## WHAT YOU SHOULD DO
Reproduce every line of the listing as written, apart from the pictures.

Extracted data entries:
----------------------------------------
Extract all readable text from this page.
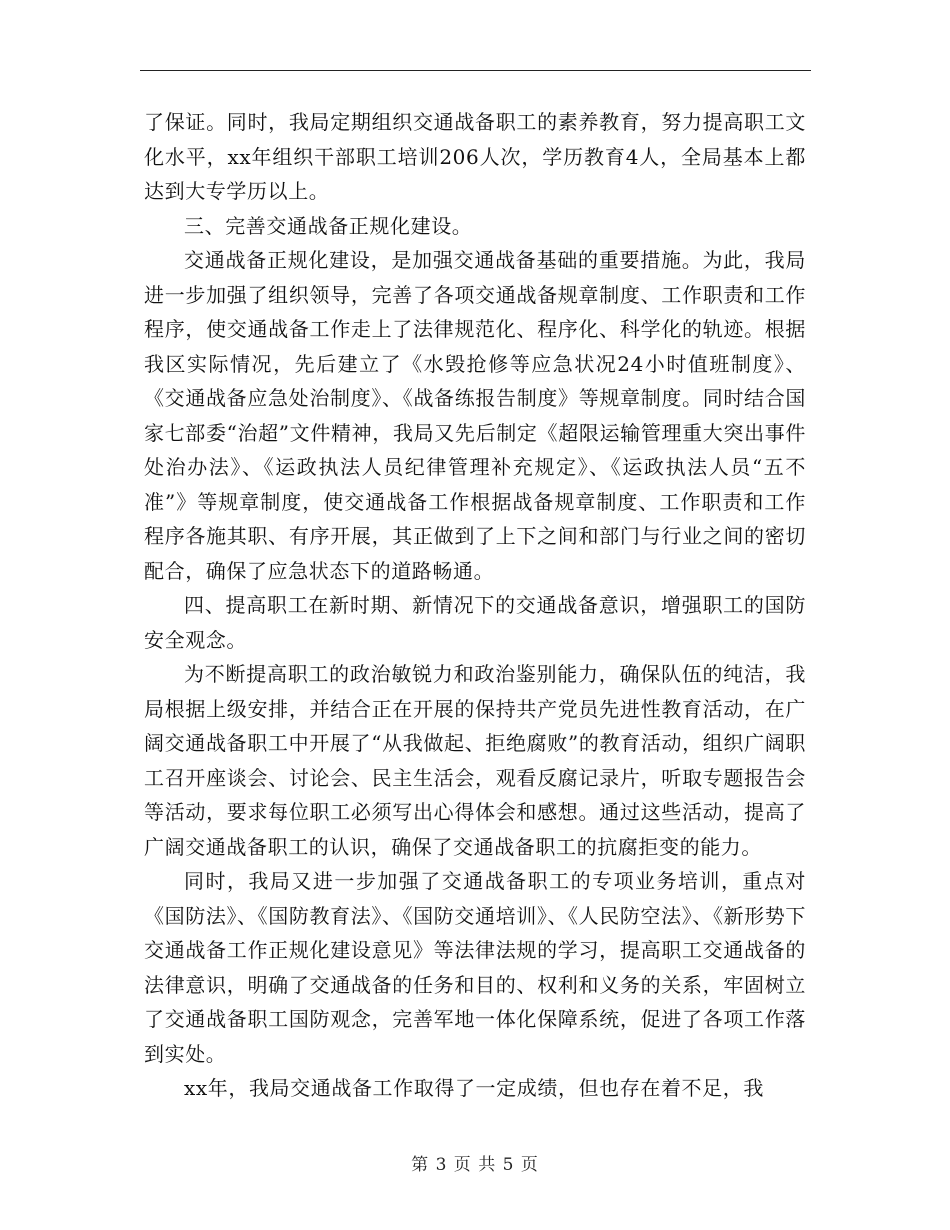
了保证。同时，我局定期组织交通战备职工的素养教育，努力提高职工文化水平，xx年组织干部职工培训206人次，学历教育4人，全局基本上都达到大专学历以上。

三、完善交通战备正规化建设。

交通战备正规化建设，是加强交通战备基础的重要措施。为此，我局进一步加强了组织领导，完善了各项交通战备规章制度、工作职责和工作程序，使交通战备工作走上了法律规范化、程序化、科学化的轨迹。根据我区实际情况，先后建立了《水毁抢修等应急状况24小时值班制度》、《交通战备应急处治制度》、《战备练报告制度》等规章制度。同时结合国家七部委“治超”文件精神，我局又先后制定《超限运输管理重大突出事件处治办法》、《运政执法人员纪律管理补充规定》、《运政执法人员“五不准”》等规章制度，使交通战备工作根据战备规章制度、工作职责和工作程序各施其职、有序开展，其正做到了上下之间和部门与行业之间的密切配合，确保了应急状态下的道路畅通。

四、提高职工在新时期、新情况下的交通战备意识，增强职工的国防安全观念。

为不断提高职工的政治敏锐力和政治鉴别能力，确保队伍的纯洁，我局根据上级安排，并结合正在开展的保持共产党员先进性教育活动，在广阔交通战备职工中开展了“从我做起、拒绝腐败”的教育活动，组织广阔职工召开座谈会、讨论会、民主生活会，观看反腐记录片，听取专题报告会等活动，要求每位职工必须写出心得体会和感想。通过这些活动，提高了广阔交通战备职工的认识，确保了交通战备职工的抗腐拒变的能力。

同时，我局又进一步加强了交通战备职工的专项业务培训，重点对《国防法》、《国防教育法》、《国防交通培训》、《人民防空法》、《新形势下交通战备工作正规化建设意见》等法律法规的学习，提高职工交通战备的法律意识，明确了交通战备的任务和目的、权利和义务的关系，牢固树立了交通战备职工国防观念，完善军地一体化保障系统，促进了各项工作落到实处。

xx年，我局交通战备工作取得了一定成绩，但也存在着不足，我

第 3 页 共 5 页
----------------------------------------
## ANSWER TO THE TASK
Extract all readable text from this page.
了保证。同时，我局定期组织交通战备职工的素养教育，努力提高职工文化水平，xx年组织干部职工培训206人次，学历教育4人，全局基本上都达到大专学历以上。

三、完善交通战备正规化建设。

交通战备正规化建设，是加强交通战备基础的重要措施。为此，我局进一步加强了组织领导，完善了各项交通战备规章制度、工作职责和工作程序，使交通战备工作走上了法律规范化、程序化、科学化的轨迹。根据我区实际情况，先后建立了《水毁抢修等应急状况24小时值班制度》、《交通战备应急处治制度》、《战备练报告制度》等规章制度。同时结合国家七部委“治超”文件精神，我局又先后制定《超限运输管理重大突出事件处治办法》、《运政执法人员纪律管理补充规定》、《运政执法人员“五不准”》等规章制度，使交通战备工作根据战备规章制度、工作职责和工作程序各施其职、有序开展，其正做到了上下之间和部门与行业之间的密切配合，确保了应急状态下的道路畅通。

四、提高职工在新时期、新情况下的交通战备意识，增强职工的国防安全观念。

为不断提高职工的政治敏锐力和政治鉴别能力，确保队伍的纯洁，我局根据上级安排，并结合正在开展的保持共产党员先进性教育活动，在广阔交通战备职工中开展了“从我做起、拒绝腐败”的教育活动，组织广阔职工召开座谈会、讨论会、民主生活会，观看反腐记录片，听取专题报告会等活动，要求每位职工必须写出心得体会和感想。通过这些活动，提高了广阔交通战备职工的认识，确保了交通战备职工的抗腐拒变的能力。

同时，我局又进一步加强了交通战备职工的专项业务培训，重点对《国防法》、《国防教育法》、《国防交通培训》、《人民防空法》、《新形势下交通战备工作正规化建设意见》等法律法规的学习，提高职工交通战备的法律意识，明确了交通战备的任务和目的、权利和义务的关系，牢固树立了交通战备职工国防观念，完善军地一体化保障系统，促进了各项工作落到实处。

xx年，我局交通战备工作取得了一定成绩，但也存在着不足，我

第 3 页 共 5 页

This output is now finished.